Lines of data
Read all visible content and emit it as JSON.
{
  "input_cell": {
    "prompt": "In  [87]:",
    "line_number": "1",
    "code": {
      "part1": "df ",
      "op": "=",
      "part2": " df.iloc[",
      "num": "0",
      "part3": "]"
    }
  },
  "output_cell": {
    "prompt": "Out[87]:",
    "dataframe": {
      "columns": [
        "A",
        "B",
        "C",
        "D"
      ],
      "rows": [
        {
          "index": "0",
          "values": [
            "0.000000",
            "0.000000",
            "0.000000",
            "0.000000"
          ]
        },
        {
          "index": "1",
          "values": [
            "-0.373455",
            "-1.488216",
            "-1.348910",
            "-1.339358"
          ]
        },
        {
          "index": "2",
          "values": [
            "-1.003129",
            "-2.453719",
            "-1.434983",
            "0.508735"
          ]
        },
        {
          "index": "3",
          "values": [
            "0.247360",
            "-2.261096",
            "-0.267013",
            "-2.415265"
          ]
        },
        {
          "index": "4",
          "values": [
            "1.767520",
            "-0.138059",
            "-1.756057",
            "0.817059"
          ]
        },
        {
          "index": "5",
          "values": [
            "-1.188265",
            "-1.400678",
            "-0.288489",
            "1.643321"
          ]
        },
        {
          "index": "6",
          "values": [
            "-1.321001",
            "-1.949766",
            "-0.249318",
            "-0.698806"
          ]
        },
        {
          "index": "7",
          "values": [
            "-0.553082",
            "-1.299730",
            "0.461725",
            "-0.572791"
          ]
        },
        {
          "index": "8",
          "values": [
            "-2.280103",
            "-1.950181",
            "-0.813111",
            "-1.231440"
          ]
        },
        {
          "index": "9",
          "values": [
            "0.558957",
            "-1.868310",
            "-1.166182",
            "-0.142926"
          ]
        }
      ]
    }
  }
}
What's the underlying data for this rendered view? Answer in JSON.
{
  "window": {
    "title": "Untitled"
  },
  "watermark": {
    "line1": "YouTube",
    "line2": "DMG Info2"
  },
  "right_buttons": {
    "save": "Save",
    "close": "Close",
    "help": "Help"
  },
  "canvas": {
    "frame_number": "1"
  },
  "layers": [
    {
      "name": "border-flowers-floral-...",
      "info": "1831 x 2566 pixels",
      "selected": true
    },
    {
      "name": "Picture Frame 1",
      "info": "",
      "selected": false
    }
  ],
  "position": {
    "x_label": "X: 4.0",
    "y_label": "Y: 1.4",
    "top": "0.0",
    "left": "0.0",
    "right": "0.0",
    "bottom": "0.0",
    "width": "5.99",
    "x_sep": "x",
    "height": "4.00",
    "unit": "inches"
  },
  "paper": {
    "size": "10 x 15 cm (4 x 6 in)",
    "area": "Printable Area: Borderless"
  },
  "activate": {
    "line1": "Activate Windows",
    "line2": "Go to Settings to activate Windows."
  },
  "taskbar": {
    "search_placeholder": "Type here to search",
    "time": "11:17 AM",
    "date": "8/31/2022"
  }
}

--

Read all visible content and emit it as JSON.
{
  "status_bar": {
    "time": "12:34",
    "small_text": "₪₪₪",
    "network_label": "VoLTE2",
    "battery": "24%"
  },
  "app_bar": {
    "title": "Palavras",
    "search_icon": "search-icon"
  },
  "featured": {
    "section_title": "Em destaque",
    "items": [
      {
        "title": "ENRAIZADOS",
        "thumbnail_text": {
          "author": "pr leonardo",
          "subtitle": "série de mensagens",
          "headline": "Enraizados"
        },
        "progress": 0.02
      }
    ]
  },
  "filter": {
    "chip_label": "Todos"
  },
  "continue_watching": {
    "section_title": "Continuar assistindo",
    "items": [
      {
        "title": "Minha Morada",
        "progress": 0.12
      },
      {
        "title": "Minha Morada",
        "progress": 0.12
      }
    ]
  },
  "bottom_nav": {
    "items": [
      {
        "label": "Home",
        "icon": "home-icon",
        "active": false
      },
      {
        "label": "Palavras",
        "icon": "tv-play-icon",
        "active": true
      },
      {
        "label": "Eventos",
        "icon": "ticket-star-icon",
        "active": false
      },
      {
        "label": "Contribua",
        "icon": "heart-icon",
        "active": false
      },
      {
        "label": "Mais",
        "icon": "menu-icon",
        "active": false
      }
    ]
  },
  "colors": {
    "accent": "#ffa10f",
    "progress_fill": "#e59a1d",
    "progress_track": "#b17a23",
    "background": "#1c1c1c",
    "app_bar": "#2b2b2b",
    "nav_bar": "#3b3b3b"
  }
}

EXERCISE DESCRIPTION »
Where a line holds the string "name", copy that line.

EXERCISE RESPONSE »
      "name": "border-flowers-floral-...",
      "name": "Picture Frame 1",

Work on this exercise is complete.